— EXTRACTED DATA —
**********
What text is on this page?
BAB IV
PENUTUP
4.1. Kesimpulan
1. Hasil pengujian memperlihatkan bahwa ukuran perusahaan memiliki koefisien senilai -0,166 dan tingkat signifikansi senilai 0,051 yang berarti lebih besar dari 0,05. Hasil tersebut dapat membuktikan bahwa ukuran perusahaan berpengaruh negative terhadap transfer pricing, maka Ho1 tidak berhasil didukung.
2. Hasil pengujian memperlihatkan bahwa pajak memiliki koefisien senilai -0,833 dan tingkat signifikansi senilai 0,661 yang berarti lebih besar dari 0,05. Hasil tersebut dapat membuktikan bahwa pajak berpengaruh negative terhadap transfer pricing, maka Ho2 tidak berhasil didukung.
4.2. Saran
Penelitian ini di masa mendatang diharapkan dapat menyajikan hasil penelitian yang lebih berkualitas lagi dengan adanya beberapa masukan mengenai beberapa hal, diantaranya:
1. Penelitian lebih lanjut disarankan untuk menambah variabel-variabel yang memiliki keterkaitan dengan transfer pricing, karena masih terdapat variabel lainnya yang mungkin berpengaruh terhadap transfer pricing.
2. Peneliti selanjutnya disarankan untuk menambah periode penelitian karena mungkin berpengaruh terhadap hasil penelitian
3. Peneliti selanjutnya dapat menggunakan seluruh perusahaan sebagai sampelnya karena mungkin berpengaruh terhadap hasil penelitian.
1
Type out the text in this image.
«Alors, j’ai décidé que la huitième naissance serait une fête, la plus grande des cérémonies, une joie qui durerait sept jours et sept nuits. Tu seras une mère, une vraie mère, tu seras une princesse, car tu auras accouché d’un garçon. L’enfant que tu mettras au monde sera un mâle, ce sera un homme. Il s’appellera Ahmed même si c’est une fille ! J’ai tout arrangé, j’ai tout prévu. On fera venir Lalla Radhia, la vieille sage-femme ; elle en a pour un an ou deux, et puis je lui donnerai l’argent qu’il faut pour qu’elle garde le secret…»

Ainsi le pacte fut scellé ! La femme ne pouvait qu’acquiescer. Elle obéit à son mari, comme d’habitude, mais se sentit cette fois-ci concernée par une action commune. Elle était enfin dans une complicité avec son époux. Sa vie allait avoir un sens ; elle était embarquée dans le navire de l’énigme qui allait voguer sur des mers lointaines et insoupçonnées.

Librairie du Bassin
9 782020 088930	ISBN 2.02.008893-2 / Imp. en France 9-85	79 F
**********
— YOUR TASK —
All of the data shown above must be copied exactly.

— RESULT OF THE TASK —
What text is on this page?
BAB IV
PENUTUP
4.1. Kesimpulan
1. Hasil pengujian memperlihatkan bahwa ukuran perusahaan memiliki koefisien senilai -0,166 dan tingkat signifikansi senilai 0,051 yang berarti lebih besar dari 0,05. Hasil tersebut dapat membuktikan bahwa ukuran perusahaan berpengaruh negative terhadap transfer pricing, maka Ho1 tidak berhasil didukung.
2. Hasil pengujian memperlihatkan bahwa pajak memiliki koefisien senilai -0,833 dan tingkat signifikansi senilai 0,661 yang berarti lebih besar dari 0,05. Hasil tersebut dapat membuktikan bahwa pajak berpengaruh negative terhadap transfer pricing, maka Ho2 tidak berhasil didukung.
4.2. Saran
Penelitian ini di masa mendatang diharapkan dapat menyajikan hasil penelitian yang lebih berkualitas lagi dengan adanya beberapa masukan mengenai beberapa hal, diantaranya:
1. Penelitian lebih lanjut disarankan untuk menambah variabel-variabel yang memiliki keterkaitan dengan transfer pricing, karena masih terdapat variabel lainnya yang mungkin berpengaruh terhadap transfer pricing.
2. Peneliti selanjutnya disarankan untuk menambah periode penelitian karena mungkin berpengaruh terhadap hasil penelitian
3. Peneliti selanjutnya dapat menggunakan seluruh perusahaan sebagai sampelnya karena mungkin berpengaruh terhadap hasil penelitian.
1
Type out the text in this image.
«Alors, j’ai décidé que la huitième naissance serait une fête, la plus grande des cérémonies, une joie qui durerait sept jours et sept nuits. Tu seras une mère, une vraie mère, tu seras une princesse, car tu auras accouché d’un garçon. L’enfant que tu mettras au monde sera un mâle, ce sera un homme. Il s’appellera Ahmed même si c’est une fille ! J’ai tout arrangé, j’ai tout prévu. On fera venir Lalla Radhia, la vieille sage-femme ; elle en a pour un an ou deux, et puis je lui donnerai l’argent qu’il faut pour qu’elle garde le secret…»

Ainsi le pacte fut scellé ! La femme ne pouvait qu’acquiescer. Elle obéit à son mari, comme d’habitude, mais se sentit cette fois-ci concernée par une action commune. Elle était enfin dans une complicité avec son époux. Sa vie allait avoir un sens ; elle était embarquée dans le navire de l’énigme qui allait voguer sur des mers lointaines et insoupçonnées.

Librairie du Bassin
9 782020 088930	ISBN 2.02.008893-2 / Imp. en France 9-85	79 F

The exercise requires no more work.